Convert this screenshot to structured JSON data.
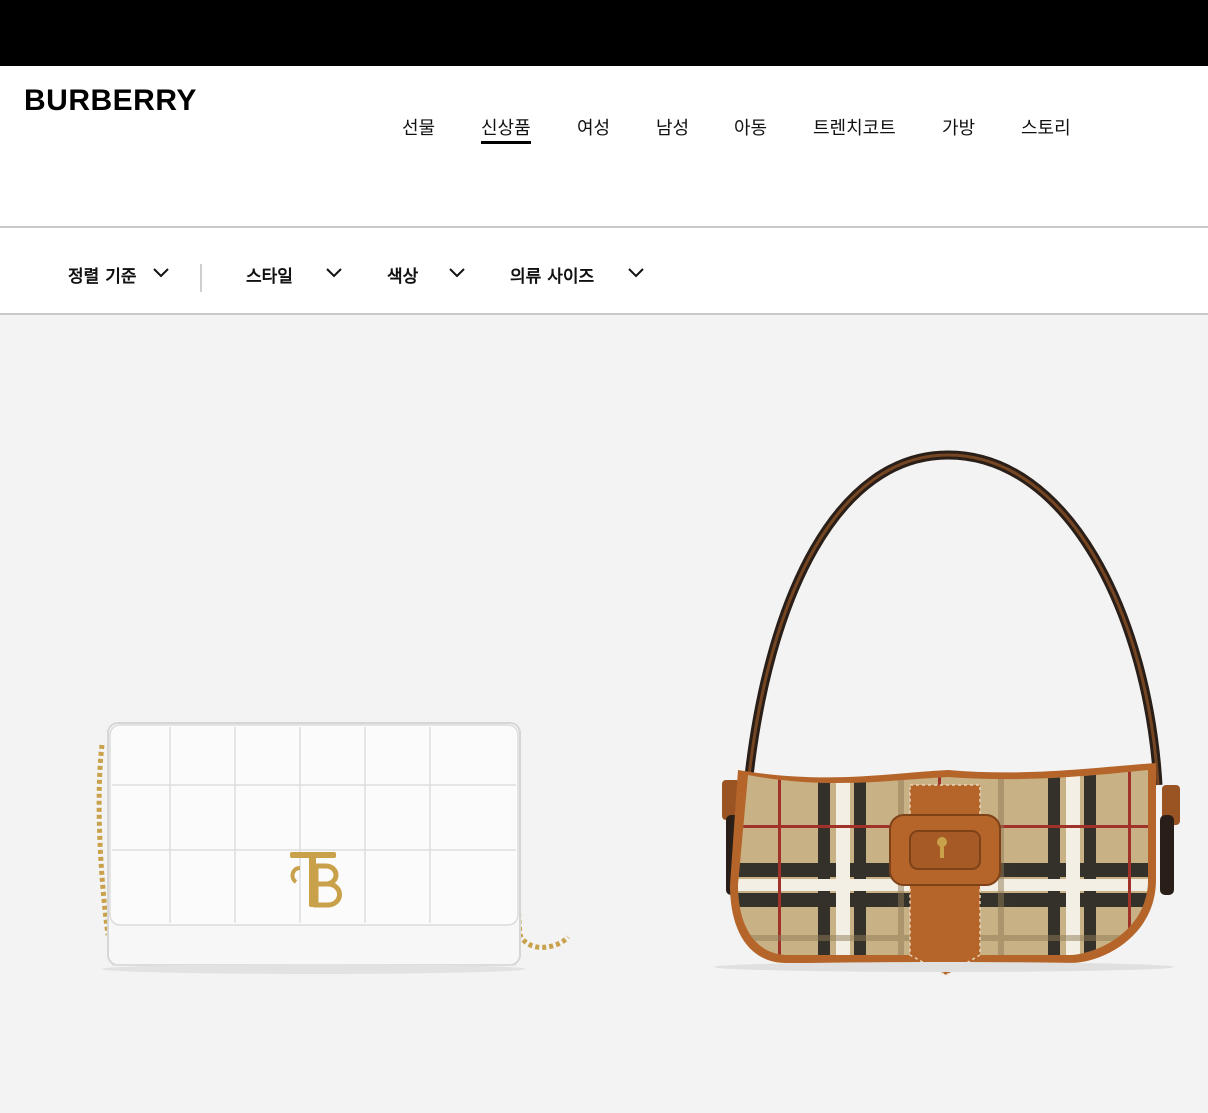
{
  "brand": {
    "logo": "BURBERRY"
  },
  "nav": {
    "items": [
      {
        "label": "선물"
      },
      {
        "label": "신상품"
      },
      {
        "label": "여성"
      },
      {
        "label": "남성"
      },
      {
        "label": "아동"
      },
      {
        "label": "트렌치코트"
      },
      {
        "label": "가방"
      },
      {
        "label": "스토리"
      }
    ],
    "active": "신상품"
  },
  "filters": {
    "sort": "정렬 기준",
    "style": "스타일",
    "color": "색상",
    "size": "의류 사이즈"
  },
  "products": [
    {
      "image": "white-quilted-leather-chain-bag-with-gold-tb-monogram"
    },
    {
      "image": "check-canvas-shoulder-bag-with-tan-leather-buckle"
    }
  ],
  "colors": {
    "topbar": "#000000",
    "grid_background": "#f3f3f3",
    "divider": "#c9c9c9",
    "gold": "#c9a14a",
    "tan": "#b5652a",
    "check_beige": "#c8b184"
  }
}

----------

■ Objective:
Would you set down the listing exactly, omitting pictures?

■ Response:
Convert this screenshot to structured JSON data.
{
  "brand": {
    "logo": "BURBERRY"
  },
  "nav": {
    "items": [
      {
        "label": "선물"
      },
      {
        "label": "신상품"
      },
      {
        "label": "여성"
      },
      {
        "label": "남성"
      },
      {
        "label": "아동"
      },
      {
        "label": "트렌치코트"
      },
      {
        "label": "가방"
      },
      {
        "label": "스토리"
      }
    ],
    "active": "신상품"
  },
  "filters": {
    "sort": "정렬 기준",
    "style": "스타일",
    "color": "색상",
    "size": "의류 사이즈"
  },
  "products": [
    {
      "image": "white-quilted-leather-chain-bag-with-gold-tb-monogram"
    },
    {
      "image": "check-canvas-shoulder-bag-with-tan-leather-buckle"
    }
  ],
  "colors": {
    "topbar": "#000000",
    "grid_background": "#f3f3f3",
    "divider": "#c9c9c9",
    "gold": "#c9a14a",
    "tan": "#b5652a",
    "check_beige": "#c8b184"
  }
}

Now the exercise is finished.